SHORT TASK:
In the listing below, find every line containing "that" and copy it out.

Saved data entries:
════

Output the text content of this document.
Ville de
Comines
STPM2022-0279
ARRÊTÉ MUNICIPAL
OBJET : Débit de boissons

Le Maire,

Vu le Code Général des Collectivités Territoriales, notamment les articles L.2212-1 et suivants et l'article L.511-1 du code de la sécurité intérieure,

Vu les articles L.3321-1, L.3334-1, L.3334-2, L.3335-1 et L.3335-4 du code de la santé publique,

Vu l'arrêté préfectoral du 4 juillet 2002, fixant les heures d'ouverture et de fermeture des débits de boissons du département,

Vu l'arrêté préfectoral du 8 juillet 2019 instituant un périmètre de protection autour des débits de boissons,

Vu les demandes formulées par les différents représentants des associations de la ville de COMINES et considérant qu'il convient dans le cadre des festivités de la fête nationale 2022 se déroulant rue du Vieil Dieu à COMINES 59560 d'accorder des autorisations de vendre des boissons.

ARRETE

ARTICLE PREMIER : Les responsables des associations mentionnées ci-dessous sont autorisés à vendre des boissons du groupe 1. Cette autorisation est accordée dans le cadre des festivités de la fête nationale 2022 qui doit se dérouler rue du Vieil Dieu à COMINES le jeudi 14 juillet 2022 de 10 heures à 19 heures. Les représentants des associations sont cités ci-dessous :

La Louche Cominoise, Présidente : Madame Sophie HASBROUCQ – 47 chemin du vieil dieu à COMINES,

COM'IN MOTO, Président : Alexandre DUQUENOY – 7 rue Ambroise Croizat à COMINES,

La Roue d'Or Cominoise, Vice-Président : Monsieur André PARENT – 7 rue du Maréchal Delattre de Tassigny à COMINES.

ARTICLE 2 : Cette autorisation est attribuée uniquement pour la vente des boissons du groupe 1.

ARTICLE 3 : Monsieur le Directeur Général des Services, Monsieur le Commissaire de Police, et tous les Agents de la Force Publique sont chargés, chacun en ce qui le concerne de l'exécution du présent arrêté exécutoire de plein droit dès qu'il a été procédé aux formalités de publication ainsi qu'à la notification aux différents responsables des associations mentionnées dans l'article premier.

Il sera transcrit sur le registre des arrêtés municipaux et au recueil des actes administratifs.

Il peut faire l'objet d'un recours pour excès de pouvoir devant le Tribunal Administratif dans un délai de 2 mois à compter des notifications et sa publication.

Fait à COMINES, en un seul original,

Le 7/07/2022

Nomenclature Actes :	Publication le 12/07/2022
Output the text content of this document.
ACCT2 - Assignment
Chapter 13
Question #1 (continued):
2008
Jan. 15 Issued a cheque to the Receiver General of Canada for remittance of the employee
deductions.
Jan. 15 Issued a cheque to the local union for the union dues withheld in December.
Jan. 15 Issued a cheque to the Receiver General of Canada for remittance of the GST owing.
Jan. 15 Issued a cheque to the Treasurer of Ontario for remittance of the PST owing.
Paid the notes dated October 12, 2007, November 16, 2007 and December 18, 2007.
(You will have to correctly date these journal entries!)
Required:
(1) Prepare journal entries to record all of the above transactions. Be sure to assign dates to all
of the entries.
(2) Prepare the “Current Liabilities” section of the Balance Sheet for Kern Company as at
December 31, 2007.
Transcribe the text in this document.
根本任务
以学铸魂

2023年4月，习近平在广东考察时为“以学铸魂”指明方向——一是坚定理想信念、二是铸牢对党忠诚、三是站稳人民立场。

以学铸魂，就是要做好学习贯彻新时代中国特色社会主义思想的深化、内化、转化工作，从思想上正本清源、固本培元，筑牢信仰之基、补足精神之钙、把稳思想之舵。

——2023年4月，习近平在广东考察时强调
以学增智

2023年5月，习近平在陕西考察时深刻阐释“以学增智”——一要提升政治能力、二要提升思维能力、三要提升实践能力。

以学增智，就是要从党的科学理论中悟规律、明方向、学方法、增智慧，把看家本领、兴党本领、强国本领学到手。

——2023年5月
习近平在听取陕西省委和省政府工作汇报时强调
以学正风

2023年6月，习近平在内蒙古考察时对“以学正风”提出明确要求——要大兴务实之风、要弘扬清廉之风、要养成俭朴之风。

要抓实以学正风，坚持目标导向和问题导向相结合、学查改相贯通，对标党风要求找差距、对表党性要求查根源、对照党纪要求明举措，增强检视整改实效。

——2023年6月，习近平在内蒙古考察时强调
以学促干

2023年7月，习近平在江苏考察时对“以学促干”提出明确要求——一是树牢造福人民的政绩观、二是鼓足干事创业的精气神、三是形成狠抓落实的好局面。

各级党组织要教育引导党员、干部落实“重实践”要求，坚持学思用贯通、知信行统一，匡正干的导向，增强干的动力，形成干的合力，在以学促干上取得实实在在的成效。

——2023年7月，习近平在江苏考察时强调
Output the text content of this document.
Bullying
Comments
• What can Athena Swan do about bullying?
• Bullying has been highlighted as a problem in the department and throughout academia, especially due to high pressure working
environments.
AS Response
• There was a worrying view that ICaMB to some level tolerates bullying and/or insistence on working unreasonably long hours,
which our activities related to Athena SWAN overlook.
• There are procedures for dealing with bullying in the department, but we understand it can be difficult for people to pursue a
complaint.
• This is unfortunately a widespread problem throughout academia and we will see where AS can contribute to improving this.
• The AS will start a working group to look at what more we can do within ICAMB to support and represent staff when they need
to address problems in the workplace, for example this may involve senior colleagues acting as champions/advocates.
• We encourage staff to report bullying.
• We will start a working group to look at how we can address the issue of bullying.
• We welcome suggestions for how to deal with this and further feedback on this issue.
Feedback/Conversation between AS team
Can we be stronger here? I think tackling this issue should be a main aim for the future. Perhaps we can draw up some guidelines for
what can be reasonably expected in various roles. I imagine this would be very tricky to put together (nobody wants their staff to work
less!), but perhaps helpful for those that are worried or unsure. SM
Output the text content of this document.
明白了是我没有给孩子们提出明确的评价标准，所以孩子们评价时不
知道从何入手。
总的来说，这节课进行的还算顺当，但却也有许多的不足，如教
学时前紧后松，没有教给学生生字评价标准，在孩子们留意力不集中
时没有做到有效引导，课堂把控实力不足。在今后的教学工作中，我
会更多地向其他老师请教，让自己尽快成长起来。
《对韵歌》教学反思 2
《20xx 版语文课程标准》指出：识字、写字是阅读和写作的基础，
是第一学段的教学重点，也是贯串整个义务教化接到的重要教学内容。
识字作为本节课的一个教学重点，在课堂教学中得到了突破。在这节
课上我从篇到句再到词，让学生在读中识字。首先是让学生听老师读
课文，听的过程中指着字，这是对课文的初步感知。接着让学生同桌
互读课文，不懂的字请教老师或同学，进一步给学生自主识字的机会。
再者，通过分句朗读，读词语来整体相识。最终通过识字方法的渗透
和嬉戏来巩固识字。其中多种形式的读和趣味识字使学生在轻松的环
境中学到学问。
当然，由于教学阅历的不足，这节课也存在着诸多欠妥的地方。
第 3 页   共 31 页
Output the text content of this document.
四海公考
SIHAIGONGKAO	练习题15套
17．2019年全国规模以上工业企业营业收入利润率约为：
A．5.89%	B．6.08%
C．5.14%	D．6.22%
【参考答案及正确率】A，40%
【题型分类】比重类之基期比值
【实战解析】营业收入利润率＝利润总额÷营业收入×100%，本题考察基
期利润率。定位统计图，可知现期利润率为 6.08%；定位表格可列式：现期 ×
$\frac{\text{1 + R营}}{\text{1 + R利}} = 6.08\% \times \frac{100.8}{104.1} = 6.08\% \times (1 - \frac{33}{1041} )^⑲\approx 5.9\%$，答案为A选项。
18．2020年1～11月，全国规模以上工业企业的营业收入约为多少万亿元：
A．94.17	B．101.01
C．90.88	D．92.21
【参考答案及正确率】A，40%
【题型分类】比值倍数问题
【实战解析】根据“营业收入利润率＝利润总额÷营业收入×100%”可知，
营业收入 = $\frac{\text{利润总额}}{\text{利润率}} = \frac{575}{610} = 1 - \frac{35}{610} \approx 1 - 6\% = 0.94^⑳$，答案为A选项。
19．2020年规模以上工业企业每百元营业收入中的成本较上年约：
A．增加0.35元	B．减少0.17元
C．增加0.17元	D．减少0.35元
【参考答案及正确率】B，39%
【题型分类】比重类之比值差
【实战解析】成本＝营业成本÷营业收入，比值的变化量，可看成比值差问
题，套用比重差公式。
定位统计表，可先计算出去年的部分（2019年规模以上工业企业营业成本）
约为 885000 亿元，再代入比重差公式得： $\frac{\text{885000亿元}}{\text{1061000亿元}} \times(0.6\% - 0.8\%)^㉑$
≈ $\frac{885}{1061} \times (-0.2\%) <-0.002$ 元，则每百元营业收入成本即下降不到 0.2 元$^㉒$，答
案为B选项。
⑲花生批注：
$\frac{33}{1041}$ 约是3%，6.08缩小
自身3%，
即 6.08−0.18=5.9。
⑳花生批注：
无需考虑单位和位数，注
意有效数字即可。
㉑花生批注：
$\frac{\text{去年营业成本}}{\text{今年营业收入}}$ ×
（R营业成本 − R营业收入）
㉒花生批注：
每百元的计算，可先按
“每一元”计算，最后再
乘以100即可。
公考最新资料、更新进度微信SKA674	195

════

OUTPUT FOR THIS TASK:
• There was a worrying view that ICaMB to some level tolerates bullying and/or insistence on working unreasonably long hours,
less!), but perhaps helpful for those that are worried or unsure. SM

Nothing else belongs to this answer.